**Directions for this task:**
Repeat every record below exactly, omitting any pictures.

——————

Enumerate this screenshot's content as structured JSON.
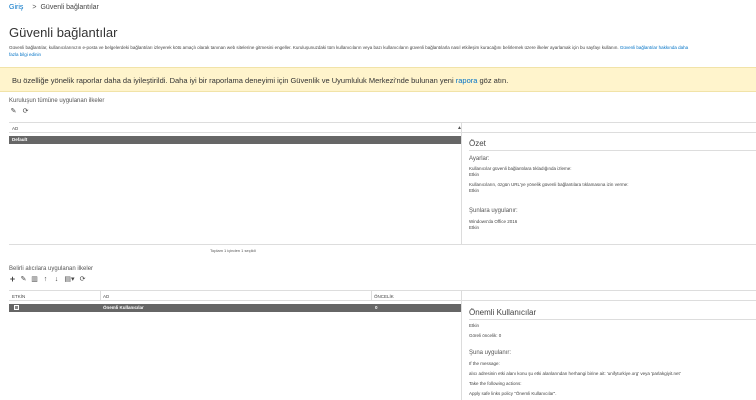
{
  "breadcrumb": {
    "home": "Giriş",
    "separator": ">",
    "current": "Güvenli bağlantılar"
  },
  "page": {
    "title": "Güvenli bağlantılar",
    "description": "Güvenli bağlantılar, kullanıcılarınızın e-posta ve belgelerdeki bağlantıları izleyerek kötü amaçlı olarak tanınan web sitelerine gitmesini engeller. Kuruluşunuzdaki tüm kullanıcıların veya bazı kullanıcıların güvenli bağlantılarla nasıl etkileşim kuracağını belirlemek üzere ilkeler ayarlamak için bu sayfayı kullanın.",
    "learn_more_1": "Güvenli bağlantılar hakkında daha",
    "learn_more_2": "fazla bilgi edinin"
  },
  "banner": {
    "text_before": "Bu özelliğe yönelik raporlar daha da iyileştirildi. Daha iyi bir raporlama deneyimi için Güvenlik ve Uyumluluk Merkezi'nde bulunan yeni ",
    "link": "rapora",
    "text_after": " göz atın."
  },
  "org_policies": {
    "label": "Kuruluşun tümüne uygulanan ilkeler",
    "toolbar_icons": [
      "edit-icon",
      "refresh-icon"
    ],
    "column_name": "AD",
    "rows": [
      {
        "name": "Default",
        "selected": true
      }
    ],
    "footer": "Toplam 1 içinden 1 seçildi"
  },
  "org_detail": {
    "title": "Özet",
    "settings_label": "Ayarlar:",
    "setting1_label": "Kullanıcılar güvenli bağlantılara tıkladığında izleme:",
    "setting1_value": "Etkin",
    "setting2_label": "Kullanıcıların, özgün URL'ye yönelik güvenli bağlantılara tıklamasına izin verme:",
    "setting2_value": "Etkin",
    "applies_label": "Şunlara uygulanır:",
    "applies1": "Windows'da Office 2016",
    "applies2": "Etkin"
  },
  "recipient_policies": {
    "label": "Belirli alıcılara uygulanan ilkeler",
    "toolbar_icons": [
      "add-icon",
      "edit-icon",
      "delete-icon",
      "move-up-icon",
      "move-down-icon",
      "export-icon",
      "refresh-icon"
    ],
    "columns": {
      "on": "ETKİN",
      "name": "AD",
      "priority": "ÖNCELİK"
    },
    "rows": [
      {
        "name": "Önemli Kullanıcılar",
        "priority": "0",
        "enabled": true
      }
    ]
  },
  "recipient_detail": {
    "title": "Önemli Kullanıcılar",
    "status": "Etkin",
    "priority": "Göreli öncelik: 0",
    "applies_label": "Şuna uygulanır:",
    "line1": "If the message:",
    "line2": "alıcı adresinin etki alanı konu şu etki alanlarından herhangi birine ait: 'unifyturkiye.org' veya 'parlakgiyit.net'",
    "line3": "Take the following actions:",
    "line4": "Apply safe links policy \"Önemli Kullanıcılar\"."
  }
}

——————

**Exercise response:**
Enumerate this screenshot's content as structured JSON.
{
  "breadcrumb": {
    "home": "Giriş",
    "separator": ">",
    "current": "Güvenli bağlantılar"
  },
  "page": {
    "title": "Güvenli bağlantılar",
    "description": "Güvenli bağlantılar, kullanıcılarınızın e-posta ve belgelerdeki bağlantıları izleyerek kötü amaçlı olarak tanınan web sitelerine gitmesini engeller. Kuruluşunuzdaki tüm kullanıcıların veya bazı kullanıcıların güvenli bağlantılarla nasıl etkileşim kuracağını belirlemek üzere ilkeler ayarlamak için bu sayfayı kullanın.",
    "learn_more_1": "Güvenli bağlantılar hakkında daha",
    "learn_more_2": "fazla bilgi edinin"
  },
  "banner": {
    "text_before": "Bu özelliğe yönelik raporlar daha da iyileştirildi. Daha iyi bir raporlama deneyimi için Güvenlik ve Uyumluluk Merkezi'nde bulunan yeni ",
    "link": "rapora",
    "text_after": " göz atın."
  },
  "org_policies": {
    "label": "Kuruluşun tümüne uygulanan ilkeler",
    "toolbar_icons": [
      "edit-icon",
      "refresh-icon"
    ],
    "column_name": "AD",
    "rows": [
      {
        "name": "Default",
        "selected": true
      }
    ],
    "footer": "Toplam 1 içinden 1 seçildi"
  },
  "org_detail": {
    "title": "Özet",
    "settings_label": "Ayarlar:",
    "setting1_label": "Kullanıcılar güvenli bağlantılara tıkladığında izleme:",
    "setting1_value": "Etkin",
    "setting2_label": "Kullanıcıların, özgün URL'ye yönelik güvenli bağlantılara tıklamasına izin verme:",
    "setting2_value": "Etkin",
    "applies_label": "Şunlara uygulanır:",
    "applies1": "Windows'da Office 2016",
    "applies2": "Etkin"
  },
  "recipient_policies": {
    "label": "Belirli alıcılara uygulanan ilkeler",
    "toolbar_icons": [
      "add-icon",
      "edit-icon",
      "delete-icon",
      "move-up-icon",
      "move-down-icon",
      "export-icon",
      "refresh-icon"
    ],
    "columns": {
      "on": "ETKİN",
      "name": "AD",
      "priority": "ÖNCELİK"
    },
    "rows": [
      {
        "name": "Önemli Kullanıcılar",
        "priority": "0",
        "enabled": true
      }
    ]
  },
  "recipient_detail": {
    "title": "Önemli Kullanıcılar",
    "status": "Etkin",
    "priority": "Göreli öncelik: 0",
    "applies_label": "Şuna uygulanır:",
    "line1": "If the message:",
    "line2": "alıcı adresinin etki alanı konu şu etki alanlarından herhangi birine ait: 'unifyturkiye.org' veya 'parlakgiyit.net'",
    "line3": "Take the following actions:",
    "line4": "Apply safe links policy \"Önemli Kullanıcılar\"."
  }
}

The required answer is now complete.